• **WORK REQUIRED**: Filter the entries, keeping every line with the word "Szukaj".

----------

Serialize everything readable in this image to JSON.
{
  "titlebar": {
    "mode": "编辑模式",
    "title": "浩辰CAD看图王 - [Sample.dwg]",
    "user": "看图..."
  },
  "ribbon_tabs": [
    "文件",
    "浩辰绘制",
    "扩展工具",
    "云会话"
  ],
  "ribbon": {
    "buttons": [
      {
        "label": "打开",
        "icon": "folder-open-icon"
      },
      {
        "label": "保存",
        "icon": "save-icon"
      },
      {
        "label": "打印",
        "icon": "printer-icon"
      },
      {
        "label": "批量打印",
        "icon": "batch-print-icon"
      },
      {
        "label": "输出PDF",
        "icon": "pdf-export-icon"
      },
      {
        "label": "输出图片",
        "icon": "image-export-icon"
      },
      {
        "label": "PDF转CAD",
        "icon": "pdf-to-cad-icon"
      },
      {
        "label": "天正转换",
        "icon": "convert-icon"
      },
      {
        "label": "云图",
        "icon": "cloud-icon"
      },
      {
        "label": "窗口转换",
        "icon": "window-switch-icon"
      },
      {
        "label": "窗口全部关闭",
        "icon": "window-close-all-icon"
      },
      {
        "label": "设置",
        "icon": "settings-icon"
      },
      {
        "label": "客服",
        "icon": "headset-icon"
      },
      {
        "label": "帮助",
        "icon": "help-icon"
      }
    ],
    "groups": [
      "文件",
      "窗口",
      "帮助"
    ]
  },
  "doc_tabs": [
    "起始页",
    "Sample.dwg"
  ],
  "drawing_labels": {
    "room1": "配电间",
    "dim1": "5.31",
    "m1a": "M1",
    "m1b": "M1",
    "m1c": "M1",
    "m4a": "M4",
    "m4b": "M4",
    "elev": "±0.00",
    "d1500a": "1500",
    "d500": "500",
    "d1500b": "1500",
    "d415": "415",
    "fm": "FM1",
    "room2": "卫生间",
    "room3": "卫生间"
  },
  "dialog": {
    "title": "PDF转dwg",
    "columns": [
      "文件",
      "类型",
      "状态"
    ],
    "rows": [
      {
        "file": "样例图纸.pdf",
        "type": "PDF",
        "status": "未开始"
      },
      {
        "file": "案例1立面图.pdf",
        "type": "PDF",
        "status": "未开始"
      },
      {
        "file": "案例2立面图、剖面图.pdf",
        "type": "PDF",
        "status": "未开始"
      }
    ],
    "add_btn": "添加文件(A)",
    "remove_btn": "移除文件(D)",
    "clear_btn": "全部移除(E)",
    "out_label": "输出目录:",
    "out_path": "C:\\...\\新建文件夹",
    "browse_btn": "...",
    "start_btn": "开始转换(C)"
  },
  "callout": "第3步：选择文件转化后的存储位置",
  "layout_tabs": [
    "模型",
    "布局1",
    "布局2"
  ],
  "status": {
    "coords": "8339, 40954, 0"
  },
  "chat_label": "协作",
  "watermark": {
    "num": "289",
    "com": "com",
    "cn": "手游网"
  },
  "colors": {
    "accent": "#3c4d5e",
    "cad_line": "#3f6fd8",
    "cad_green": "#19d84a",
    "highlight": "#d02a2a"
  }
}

----------

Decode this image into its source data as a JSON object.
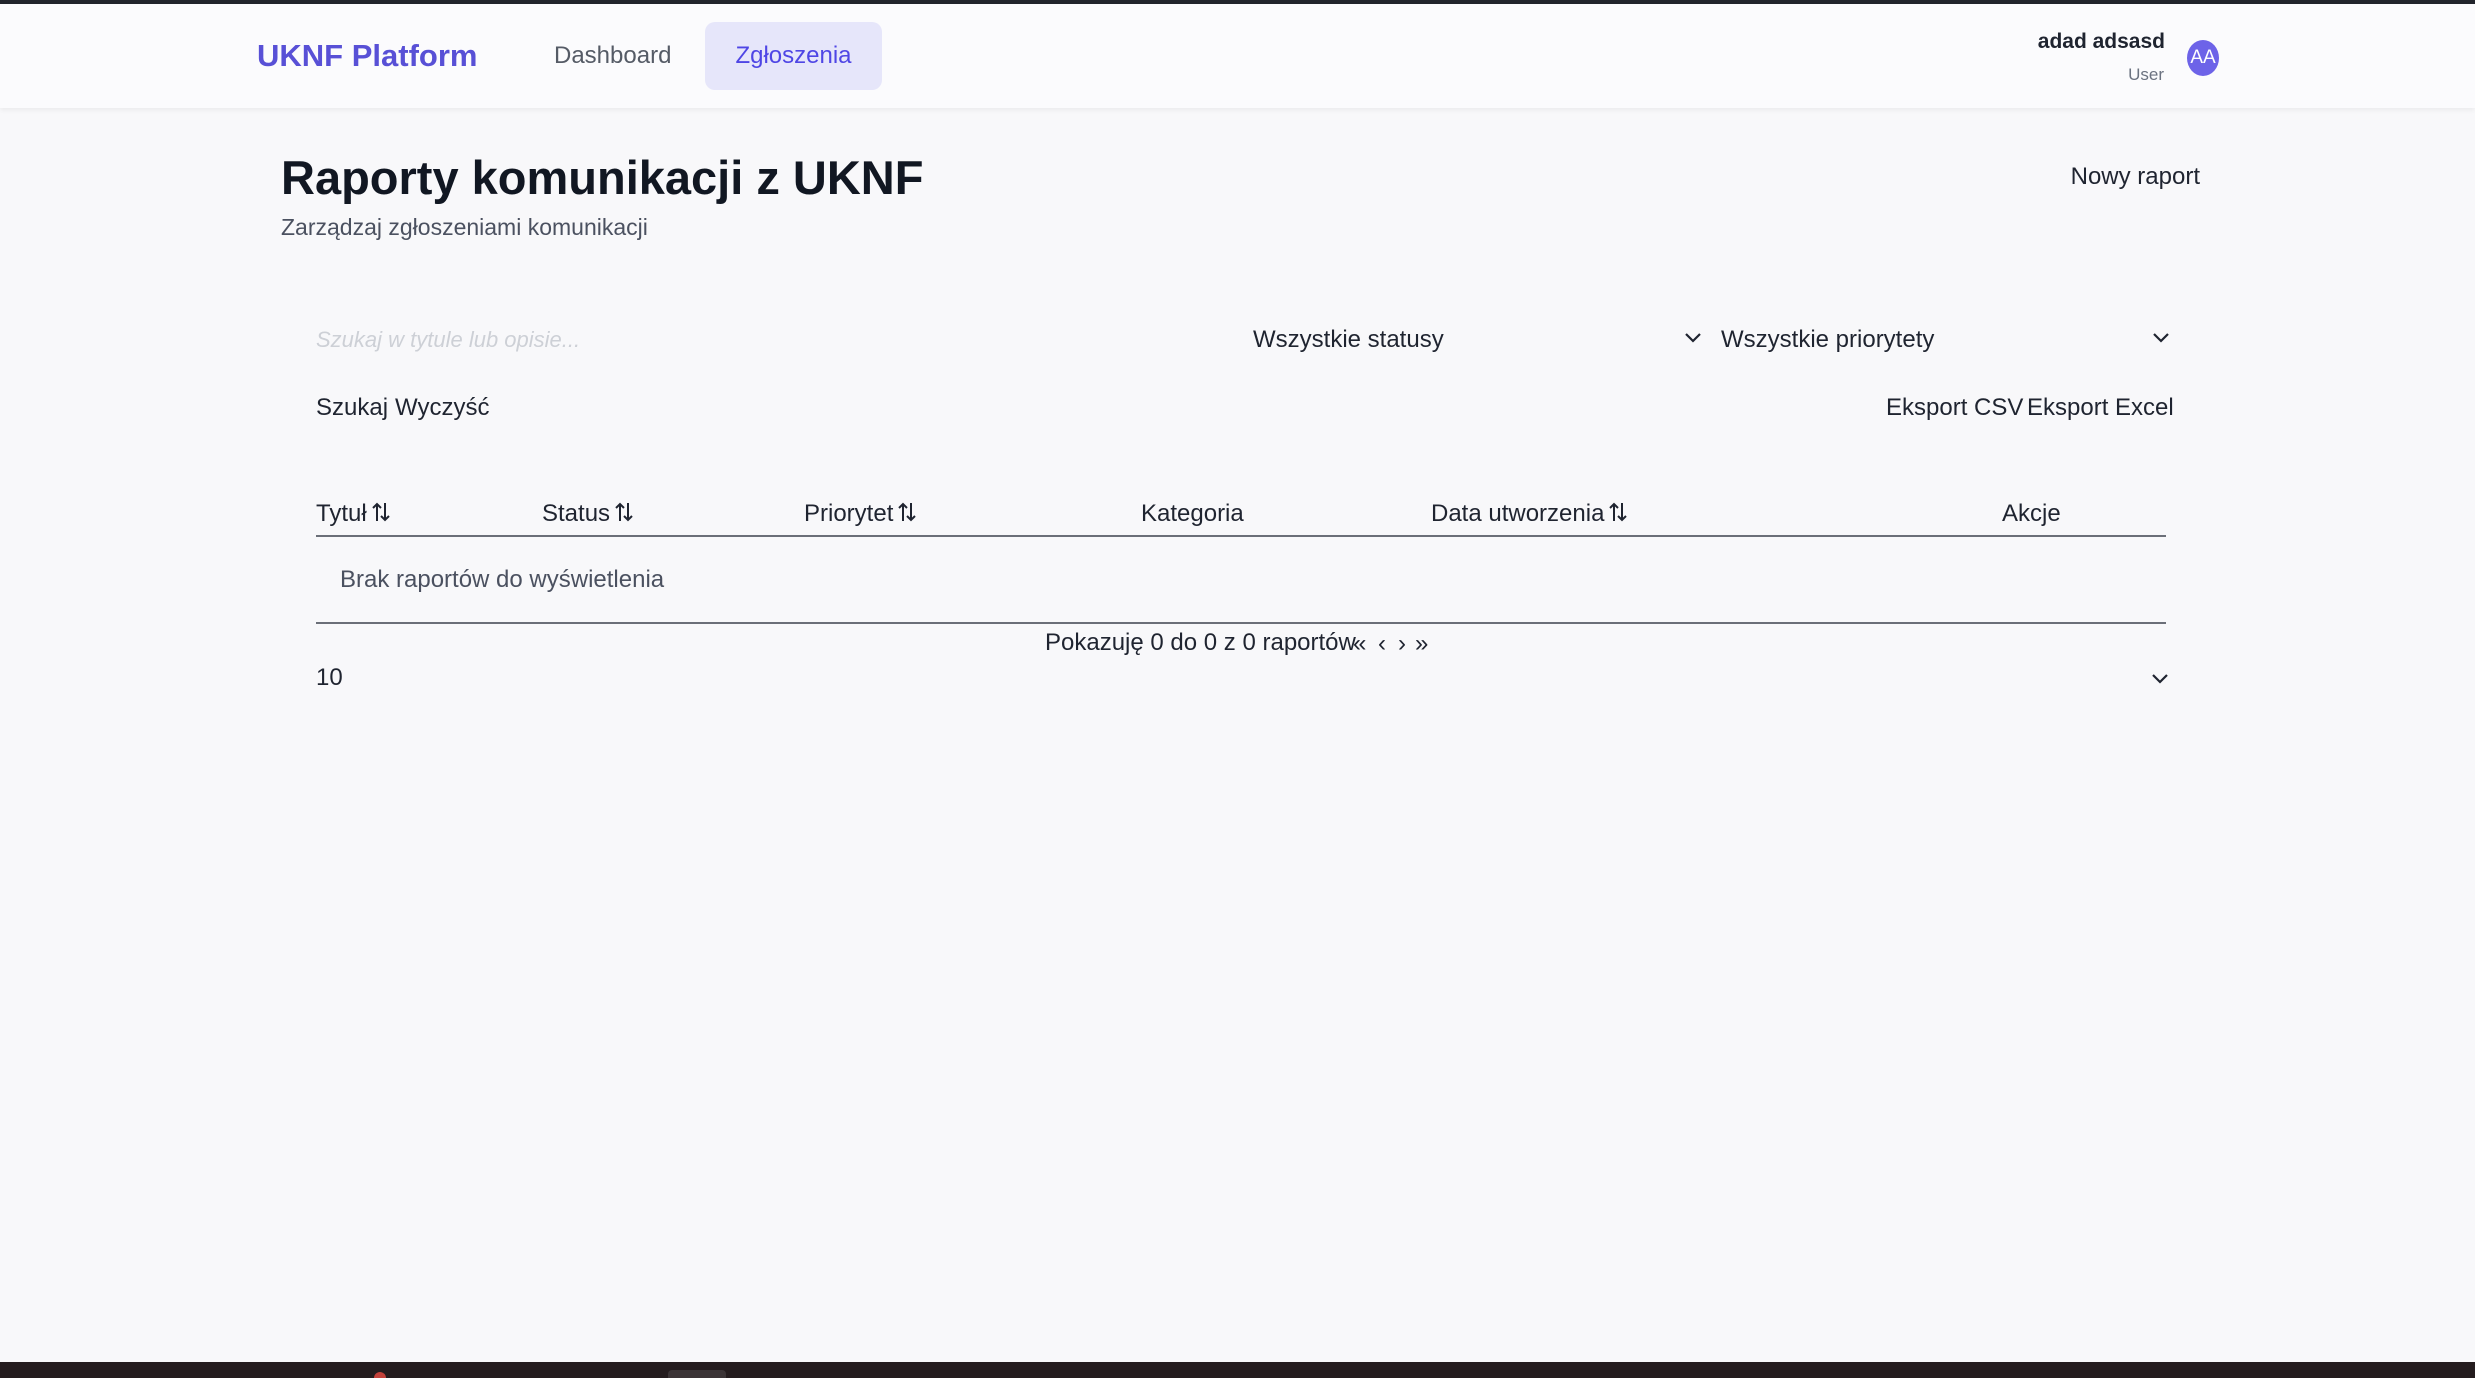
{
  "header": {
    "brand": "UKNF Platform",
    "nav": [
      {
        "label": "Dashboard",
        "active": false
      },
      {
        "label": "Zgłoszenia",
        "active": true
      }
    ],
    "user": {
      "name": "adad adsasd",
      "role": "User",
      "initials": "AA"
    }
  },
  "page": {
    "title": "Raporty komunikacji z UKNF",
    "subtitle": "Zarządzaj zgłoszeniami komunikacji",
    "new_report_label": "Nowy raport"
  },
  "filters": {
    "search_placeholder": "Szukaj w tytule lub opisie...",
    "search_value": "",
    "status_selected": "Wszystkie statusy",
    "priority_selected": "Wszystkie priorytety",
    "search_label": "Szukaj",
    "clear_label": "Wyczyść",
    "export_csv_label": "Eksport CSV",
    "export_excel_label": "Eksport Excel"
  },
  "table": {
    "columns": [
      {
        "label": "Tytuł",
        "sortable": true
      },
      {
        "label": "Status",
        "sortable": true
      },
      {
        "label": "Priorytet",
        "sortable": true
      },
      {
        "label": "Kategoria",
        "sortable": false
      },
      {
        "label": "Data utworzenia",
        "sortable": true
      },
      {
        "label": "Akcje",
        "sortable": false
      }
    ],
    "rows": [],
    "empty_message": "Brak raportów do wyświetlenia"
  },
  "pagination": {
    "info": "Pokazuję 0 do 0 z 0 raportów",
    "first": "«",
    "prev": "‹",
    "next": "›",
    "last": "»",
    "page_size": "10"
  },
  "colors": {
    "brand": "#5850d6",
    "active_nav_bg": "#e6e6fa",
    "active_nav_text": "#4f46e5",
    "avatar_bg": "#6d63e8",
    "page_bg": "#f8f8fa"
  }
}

----------

• **FULL RESPONSE**:
    "search_placeholder": "Szukaj w tytule lub opisie...",
    "search_label": "Szukaj",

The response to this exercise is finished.